== Instructions for the task ==
Below is a block of records; return all of them exactly, but without the images.

====================

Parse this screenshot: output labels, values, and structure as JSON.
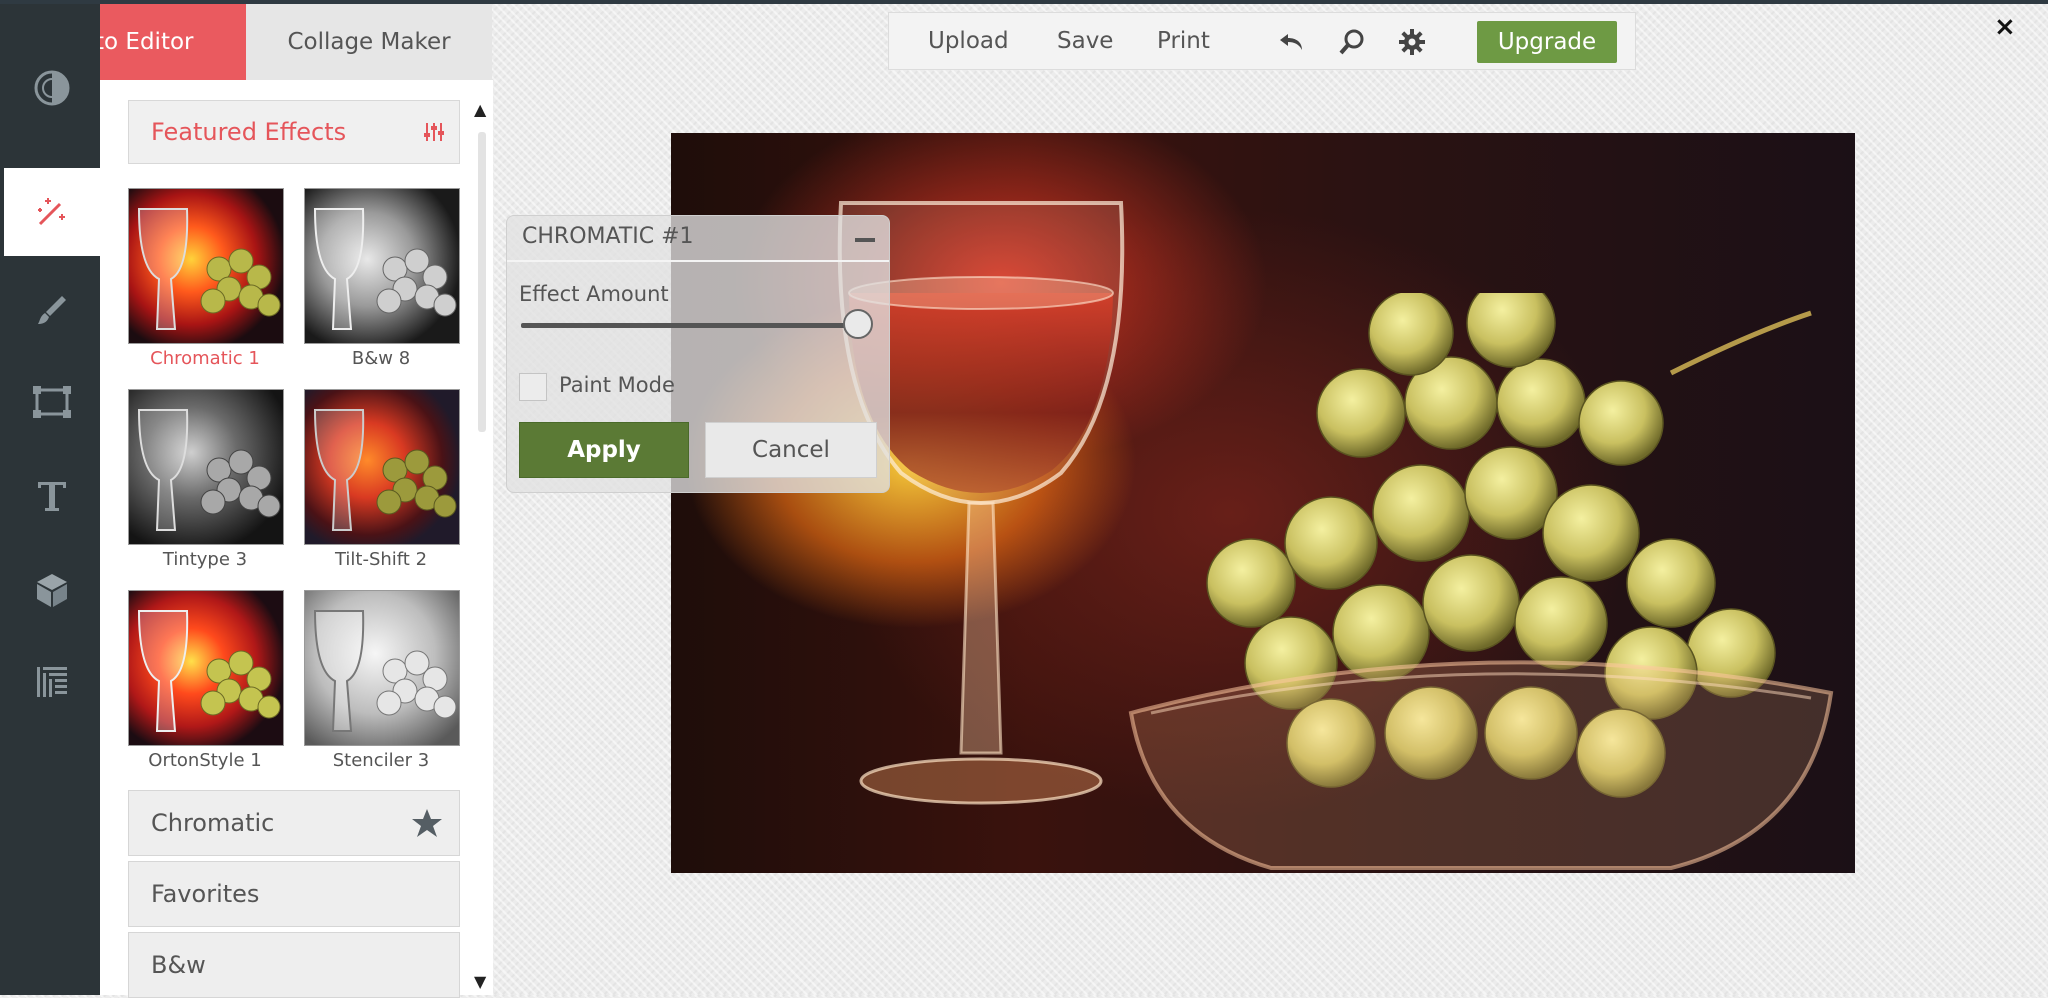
{
  "modes": {
    "photo_editor": "Photo Editor",
    "collage_maker": "Collage Maker"
  },
  "rail": {
    "items": [
      {
        "icon": "contrast-icon",
        "active": false
      },
      {
        "icon": "magic-wand-icon",
        "active": true
      },
      {
        "icon": "brush-icon",
        "active": false
      },
      {
        "icon": "frame-icon",
        "active": false
      },
      {
        "icon": "text-icon",
        "active": false
      },
      {
        "icon": "cube-icon",
        "active": false
      },
      {
        "icon": "texture-icon",
        "active": false
      }
    ]
  },
  "panel": {
    "featured_title": "Featured Effects",
    "thumbnails": [
      {
        "label": "Chromatic 1",
        "selected": true,
        "style": "color"
      },
      {
        "label": "B&w 8",
        "selected": false,
        "style": "bw"
      },
      {
        "label": "Tintype 3",
        "selected": false,
        "style": "bw-dark"
      },
      {
        "label": "Tilt-Shift 2",
        "selected": false,
        "style": "color-dark"
      },
      {
        "label": "OrtonStyle 1",
        "selected": false,
        "style": "color"
      },
      {
        "label": "Stenciler 3",
        "selected": false,
        "style": "bw-light"
      }
    ],
    "categories": [
      {
        "label": "Chromatic",
        "starred": true
      },
      {
        "label": "Favorites",
        "starred": false
      },
      {
        "label": "B&w",
        "starred": false
      }
    ],
    "scroll_up": "▲",
    "scroll_down": "▼"
  },
  "toolbar": {
    "upload": "Upload",
    "save": "Save",
    "print": "Print",
    "icons": [
      "undo-icon",
      "search-icon",
      "gear-icon"
    ],
    "upgrade": "Upgrade"
  },
  "close": "×",
  "dialog": {
    "title": "CHROMATIC #1",
    "effect_amount_label": "Effect Amount",
    "effect_amount_value": 1.0,
    "paint_mode_label": "Paint Mode",
    "paint_mode_checked": false,
    "apply": "Apply",
    "cancel": "Cancel"
  },
  "colors": {
    "accent_red": "#ea5a5f",
    "upgrade_green": "#6e9a44",
    "apply_green": "#5b7a35",
    "rail_dark": "#2c3438"
  }
}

====================

== Problem solution ==
Parse this screenshot: output labels, values, and structure as JSON.
{
  "modes": {
    "photo_editor": "Photo Editor",
    "collage_maker": "Collage Maker"
  },
  "rail": {
    "items": [
      {
        "icon": "contrast-icon",
        "active": false
      },
      {
        "icon": "magic-wand-icon",
        "active": true
      },
      {
        "icon": "brush-icon",
        "active": false
      },
      {
        "icon": "frame-icon",
        "active": false
      },
      {
        "icon": "text-icon",
        "active": false
      },
      {
        "icon": "cube-icon",
        "active": false
      },
      {
        "icon": "texture-icon",
        "active": false
      }
    ]
  },
  "panel": {
    "featured_title": "Featured Effects",
    "thumbnails": [
      {
        "label": "Chromatic 1",
        "selected": true,
        "style": "color"
      },
      {
        "label": "B&w 8",
        "selected": false,
        "style": "bw"
      },
      {
        "label": "Tintype 3",
        "selected": false,
        "style": "bw-dark"
      },
      {
        "label": "Tilt-Shift 2",
        "selected": false,
        "style": "color-dark"
      },
      {
        "label": "OrtonStyle 1",
        "selected": false,
        "style": "color"
      },
      {
        "label": "Stenciler 3",
        "selected": false,
        "style": "bw-light"
      }
    ],
    "categories": [
      {
        "label": "Chromatic",
        "starred": true
      },
      {
        "label": "Favorites",
        "starred": false
      },
      {
        "label": "B&w",
        "starred": false
      }
    ],
    "scroll_up": "▲",
    "scroll_down": "▼"
  },
  "toolbar": {
    "upload": "Upload",
    "save": "Save",
    "print": "Print",
    "icons": [
      "undo-icon",
      "search-icon",
      "gear-icon"
    ],
    "upgrade": "Upgrade"
  },
  "close": "×",
  "dialog": {
    "title": "CHROMATIC #1",
    "effect_amount_label": "Effect Amount",
    "effect_amount_value": 1.0,
    "paint_mode_label": "Paint Mode",
    "paint_mode_checked": false,
    "apply": "Apply",
    "cancel": "Cancel"
  },
  "colors": {
    "accent_red": "#ea5a5f",
    "upgrade_green": "#6e9a44",
    "apply_green": "#5b7a35",
    "rail_dark": "#2c3438"
  }
}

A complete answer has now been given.